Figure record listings
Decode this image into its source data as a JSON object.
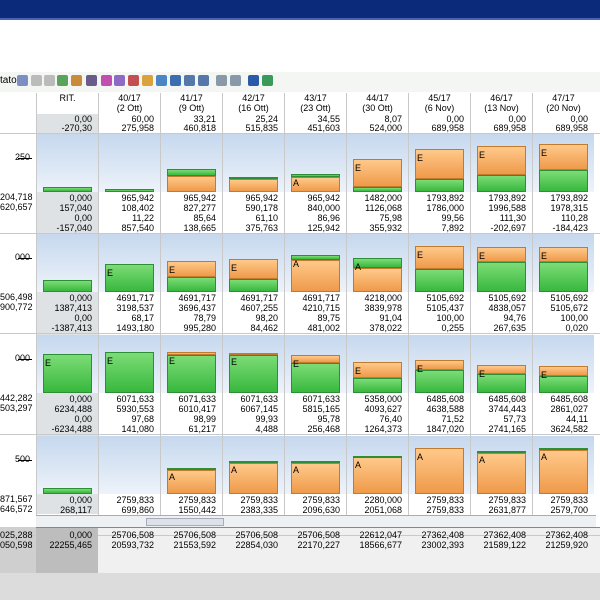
{
  "toolbar": {
    "label": "tato"
  },
  "header": {
    "columns": [
      {
        "line1": "RIT.",
        "line2": ""
      },
      {
        "line1": "40/17",
        "line2": "(2 Ott)"
      },
      {
        "line1": "41/17",
        "line2": "(9 Ott)"
      },
      {
        "line1": "42/17",
        "line2": "(16 Ott)"
      },
      {
        "line1": "43/17",
        "line2": "(23 Ott)"
      },
      {
        "line1": "44/17",
        "line2": "(30 Ott)"
      },
      {
        "line1": "45/17",
        "line2": "(6 Nov)"
      },
      {
        "line1": "46/17",
        "line2": "(13 Nov)"
      },
      {
        "line1": "47/17",
        "line2": "(20 Nov)"
      }
    ]
  },
  "top_row": {
    "line1": [
      "0,00",
      "60,00",
      "33,21",
      "25,24",
      "34,55",
      "8,07",
      "0,00",
      "0,00",
      "0,00"
    ],
    "line2": [
      "-270,30",
      "275,958",
      "460,818",
      "515,835",
      "451,603",
      "524,000",
      "689,958",
      "689,958",
      "689,958"
    ]
  },
  "groups": [
    {
      "left_axis": "250",
      "left_vals": [
        "204,718",
        "620,657"
      ],
      "bars": [
        {
          "orange": 0,
          "green": 0.08,
          "letter": ""
        },
        {
          "orange": 0,
          "green": 0.06,
          "letter": ""
        },
        {
          "orange": 0.28,
          "green": 0.12,
          "letter": ""
        },
        {
          "orange": 0.22,
          "green": 0.04,
          "letter": ""
        },
        {
          "orange": 0.26,
          "green": 0.06,
          "letter": "A"
        },
        {
          "orange": 0.48,
          "green": 0.08,
          "letter": "E"
        },
        {
          "orange": 0.52,
          "green": 0.22,
          "letter": "E"
        },
        {
          "orange": 0.5,
          "green": 0.3,
          "letter": "E"
        },
        {
          "orange": 0.45,
          "green": 0.38,
          "letter": "E"
        }
      ],
      "rows": [
        [
          "0,000",
          "965,942",
          "965,942",
          "965,942",
          "965,942",
          "1482,000",
          "1793,892",
          "1793,892",
          "1793,892"
        ],
        [
          "157,040",
          "108,402",
          "827,277",
          "590,178",
          "840,000",
          "1126,068",
          "1786,000",
          "1996,588",
          "1978,315"
        ],
        [
          "0,00",
          "11,22",
          "85,64",
          "61,10",
          "86,96",
          "75,98",
          "99,56",
          "111,30",
          "110,28"
        ],
        [
          "-157,040",
          "857,540",
          "138,665",
          "375,763",
          "125,942",
          "355,932",
          "7,892",
          "-202,697",
          "-184,423"
        ]
      ]
    },
    {
      "left_axis": "000",
      "left_vals": [
        "506,498",
        "900,772"
      ],
      "bars": [
        {
          "orange": 0,
          "green": 0.2,
          "letter": ""
        },
        {
          "orange": 0,
          "green": 0.48,
          "letter": "E"
        },
        {
          "orange": 0.28,
          "green": 0.26,
          "letter": "E"
        },
        {
          "orange": 0.34,
          "green": 0.22,
          "letter": "E"
        },
        {
          "orange": 0.56,
          "green": 0.08,
          "letter": "A"
        },
        {
          "orange": 0.42,
          "green": 0.18,
          "letter": "A"
        },
        {
          "orange": 0.4,
          "green": 0.4,
          "letter": "E"
        },
        {
          "orange": 0.26,
          "green": 0.52,
          "letter": "E"
        },
        {
          "orange": 0.26,
          "green": 0.52,
          "letter": "E"
        }
      ],
      "rows": [
        [
          "0,000",
          "4691,717",
          "4691,717",
          "4691,717",
          "4691,717",
          "4218,000",
          "5105,692",
          "5105,692",
          "5105,692"
        ],
        [
          "1387,413",
          "3198,537",
          "3696,437",
          "4607,255",
          "4210,715",
          "3839,978",
          "5105,437",
          "4838,057",
          "5105,672"
        ],
        [
          "0,00",
          "68,17",
          "78,79",
          "98,20",
          "89,75",
          "91,04",
          "100,00",
          "94,76",
          "100,00"
        ],
        [
          "-1387,413",
          "1493,180",
          "995,280",
          "84,462",
          "481,002",
          "378,022",
          "0,255",
          "267,635",
          "0,020"
        ]
      ]
    },
    {
      "left_axis": "000",
      "left_vals": [
        "442,282",
        "503,297"
      ],
      "bars": [
        {
          "orange": 0,
          "green": 0.68,
          "letter": "E"
        },
        {
          "orange": 0,
          "green": 0.7,
          "letter": "E"
        },
        {
          "orange": 0.06,
          "green": 0.66,
          "letter": "E"
        },
        {
          "orange": 0.04,
          "green": 0.66,
          "letter": "E"
        },
        {
          "orange": 0.14,
          "green": 0.52,
          "letter": "E"
        },
        {
          "orange": 0.28,
          "green": 0.26,
          "letter": "E"
        },
        {
          "orange": 0.18,
          "green": 0.4,
          "letter": "E"
        },
        {
          "orange": 0.16,
          "green": 0.32,
          "letter": "E"
        },
        {
          "orange": 0.18,
          "green": 0.3,
          "letter": "E"
        }
      ],
      "rows": [
        [
          "0,000",
          "6071,633",
          "6071,633",
          "6071,633",
          "6071,633",
          "5358,000",
          "6485,608",
          "6485,608",
          "6485,608"
        ],
        [
          "6234,488",
          "5930,553",
          "6010,417",
          "6067,145",
          "5815,165",
          "4093,627",
          "4638,588",
          "3744,443",
          "2861,027"
        ],
        [
          "0,00",
          "97,68",
          "98,99",
          "99,93",
          "95,78",
          "76,40",
          "71,52",
          "57,73",
          "44,11"
        ],
        [
          "-6234,488",
          "141,080",
          "61,217",
          "4,488",
          "256,468",
          "1264,373",
          "1847,020",
          "2741,165",
          "3624,582"
        ]
      ]
    },
    {
      "left_axis": "500",
      "left_vals": [
        "871,567",
        "646,572"
      ],
      "bars": [
        {
          "orange": 0,
          "green": 0.1,
          "letter": ""
        },
        {
          "orange": 0,
          "green": 0.0,
          "letter": ""
        },
        {
          "orange": 0.42,
          "green": 0.04,
          "letter": "A"
        },
        {
          "orange": 0.54,
          "green": 0.04,
          "letter": "A"
        },
        {
          "orange": 0.54,
          "green": 0.04,
          "letter": "A"
        },
        {
          "orange": 0.64,
          "green": 0.02,
          "letter": "A"
        },
        {
          "orange": 0.8,
          "green": 0.0,
          "letter": "A"
        },
        {
          "orange": 0.7,
          "green": 0.04,
          "letter": "A"
        },
        {
          "orange": 0.76,
          "green": 0.04,
          "letter": "A"
        }
      ],
      "rows": [
        [
          "0,000",
          "2759,833",
          "2759,833",
          "2759,833",
          "2759,833",
          "2280,000",
          "2759,833",
          "2759,833",
          "2759,833"
        ],
        [
          "268,117",
          "699,860",
          "1550,442",
          "2383,335",
          "2096,630",
          "2051,068",
          "2759,833",
          "2631,877",
          "2579,700"
        ]
      ]
    }
  ],
  "footer": {
    "left": [
      "025,288",
      "050,598"
    ],
    "line1": [
      "0,000",
      "25706,508",
      "25706,508",
      "25706,508",
      "25706,508",
      "22612,047",
      "27362,408",
      "27362,408",
      "27362,408"
    ],
    "line2": [
      "22255,465",
      "20593,732",
      "21553,592",
      "22854,030",
      "22170,227",
      "18566,677",
      "23002,393",
      "21589,122",
      "21259,920"
    ]
  }
}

*Exercise directions*:
Output every entry word for word, but omit the pictures.

*Complete answer*:
Decode this image into its source data as a JSON object.
{
  "toolbar": {
    "label": "tato"
  },
  "header": {
    "columns": [
      {
        "line1": "RIT.",
        "line2": ""
      },
      {
        "line1": "40/17",
        "line2": "(2 Ott)"
      },
      {
        "line1": "41/17",
        "line2": "(9 Ott)"
      },
      {
        "line1": "42/17",
        "line2": "(16 Ott)"
      },
      {
        "line1": "43/17",
        "line2": "(23 Ott)"
      },
      {
        "line1": "44/17",
        "line2": "(30 Ott)"
      },
      {
        "line1": "45/17",
        "line2": "(6 Nov)"
      },
      {
        "line1": "46/17",
        "line2": "(13 Nov)"
      },
      {
        "line1": "47/17",
        "line2": "(20 Nov)"
      }
    ]
  },
  "top_row": {
    "line1": [
      "0,00",
      "60,00",
      "33,21",
      "25,24",
      "34,55",
      "8,07",
      "0,00",
      "0,00",
      "0,00"
    ],
    "line2": [
      "-270,30",
      "275,958",
      "460,818",
      "515,835",
      "451,603",
      "524,000",
      "689,958",
      "689,958",
      "689,958"
    ]
  },
  "groups": [
    {
      "left_axis": "250",
      "left_vals": [
        "204,718",
        "620,657"
      ],
      "bars": [
        {
          "orange": 0,
          "green": 0.08,
          "letter": ""
        },
        {
          "orange": 0,
          "green": 0.06,
          "letter": ""
        },
        {
          "orange": 0.28,
          "green": 0.12,
          "letter": ""
        },
        {
          "orange": 0.22,
          "green": 0.04,
          "letter": ""
        },
        {
          "orange": 0.26,
          "green": 0.06,
          "letter": "A"
        },
        {
          "orange": 0.48,
          "green": 0.08,
          "letter": "E"
        },
        {
          "orange": 0.52,
          "green": 0.22,
          "letter": "E"
        },
        {
          "orange": 0.5,
          "green": 0.3,
          "letter": "E"
        },
        {
          "orange": 0.45,
          "green": 0.38,
          "letter": "E"
        }
      ],
      "rows": [
        [
          "0,000",
          "965,942",
          "965,942",
          "965,942",
          "965,942",
          "1482,000",
          "1793,892",
          "1793,892",
          "1793,892"
        ],
        [
          "157,040",
          "108,402",
          "827,277",
          "590,178",
          "840,000",
          "1126,068",
          "1786,000",
          "1996,588",
          "1978,315"
        ],
        [
          "0,00",
          "11,22",
          "85,64",
          "61,10",
          "86,96",
          "75,98",
          "99,56",
          "111,30",
          "110,28"
        ],
        [
          "-157,040",
          "857,540",
          "138,665",
          "375,763",
          "125,942",
          "355,932",
          "7,892",
          "-202,697",
          "-184,423"
        ]
      ]
    },
    {
      "left_axis": "000",
      "left_vals": [
        "506,498",
        "900,772"
      ],
      "bars": [
        {
          "orange": 0,
          "green": 0.2,
          "letter": ""
        },
        {
          "orange": 0,
          "green": 0.48,
          "letter": "E"
        },
        {
          "orange": 0.28,
          "green": 0.26,
          "letter": "E"
        },
        {
          "orange": 0.34,
          "green": 0.22,
          "letter": "E"
        },
        {
          "orange": 0.56,
          "green": 0.08,
          "letter": "A"
        },
        {
          "orange": 0.42,
          "green": 0.18,
          "letter": "A"
        },
        {
          "orange": 0.4,
          "green": 0.4,
          "letter": "E"
        },
        {
          "orange": 0.26,
          "green": 0.52,
          "letter": "E"
        },
        {
          "orange": 0.26,
          "green": 0.52,
          "letter": "E"
        }
      ],
      "rows": [
        [
          "0,000",
          "4691,717",
          "4691,717",
          "4691,717",
          "4691,717",
          "4218,000",
          "5105,692",
          "5105,692",
          "5105,692"
        ],
        [
          "1387,413",
          "3198,537",
          "3696,437",
          "4607,255",
          "4210,715",
          "3839,978",
          "5105,437",
          "4838,057",
          "5105,672"
        ],
        [
          "0,00",
          "68,17",
          "78,79",
          "98,20",
          "89,75",
          "91,04",
          "100,00",
          "94,76",
          "100,00"
        ],
        [
          "-1387,413",
          "1493,180",
          "995,280",
          "84,462",
          "481,002",
          "378,022",
          "0,255",
          "267,635",
          "0,020"
        ]
      ]
    },
    {
      "left_axis": "000",
      "left_vals": [
        "442,282",
        "503,297"
      ],
      "bars": [
        {
          "orange": 0,
          "green": 0.68,
          "letter": "E"
        },
        {
          "orange": 0,
          "green": 0.7,
          "letter": "E"
        },
        {
          "orange": 0.06,
          "green": 0.66,
          "letter": "E"
        },
        {
          "orange": 0.04,
          "green": 0.66,
          "letter": "E"
        },
        {
          "orange": 0.14,
          "green": 0.52,
          "letter": "E"
        },
        {
          "orange": 0.28,
          "green": 0.26,
          "letter": "E"
        },
        {
          "orange": 0.18,
          "green": 0.4,
          "letter": "E"
        },
        {
          "orange": 0.16,
          "green": 0.32,
          "letter": "E"
        },
        {
          "orange": 0.18,
          "green": 0.3,
          "letter": "E"
        }
      ],
      "rows": [
        [
          "0,000",
          "6071,633",
          "6071,633",
          "6071,633",
          "6071,633",
          "5358,000",
          "6485,608",
          "6485,608",
          "6485,608"
        ],
        [
          "6234,488",
          "5930,553",
          "6010,417",
          "6067,145",
          "5815,165",
          "4093,627",
          "4638,588",
          "3744,443",
          "2861,027"
        ],
        [
          "0,00",
          "97,68",
          "98,99",
          "99,93",
          "95,78",
          "76,40",
          "71,52",
          "57,73",
          "44,11"
        ],
        [
          "-6234,488",
          "141,080",
          "61,217",
          "4,488",
          "256,468",
          "1264,373",
          "1847,020",
          "2741,165",
          "3624,582"
        ]
      ]
    },
    {
      "left_axis": "500",
      "left_vals": [
        "871,567",
        "646,572"
      ],
      "bars": [
        {
          "orange": 0,
          "green": 0.1,
          "letter": ""
        },
        {
          "orange": 0,
          "green": 0.0,
          "letter": ""
        },
        {
          "orange": 0.42,
          "green": 0.04,
          "letter": "A"
        },
        {
          "orange": 0.54,
          "green": 0.04,
          "letter": "A"
        },
        {
          "orange": 0.54,
          "green": 0.04,
          "letter": "A"
        },
        {
          "orange": 0.64,
          "green": 0.02,
          "letter": "A"
        },
        {
          "orange": 0.8,
          "green": 0.0,
          "letter": "A"
        },
        {
          "orange": 0.7,
          "green": 0.04,
          "letter": "A"
        },
        {
          "orange": 0.76,
          "green": 0.04,
          "letter": "A"
        }
      ],
      "rows": [
        [
          "0,000",
          "2759,833",
          "2759,833",
          "2759,833",
          "2759,833",
          "2280,000",
          "2759,833",
          "2759,833",
          "2759,833"
        ],
        [
          "268,117",
          "699,860",
          "1550,442",
          "2383,335",
          "2096,630",
          "2051,068",
          "2759,833",
          "2631,877",
          "2579,700"
        ]
      ]
    }
  ],
  "footer": {
    "left": [
      "025,288",
      "050,598"
    ],
    "line1": [
      "0,000",
      "25706,508",
      "25706,508",
      "25706,508",
      "25706,508",
      "22612,047",
      "27362,408",
      "27362,408",
      "27362,408"
    ],
    "line2": [
      "22255,465",
      "20593,732",
      "21553,592",
      "22854,030",
      "22170,227",
      "18566,677",
      "23002,393",
      "21589,122",
      "21259,920"
    ]
  }
}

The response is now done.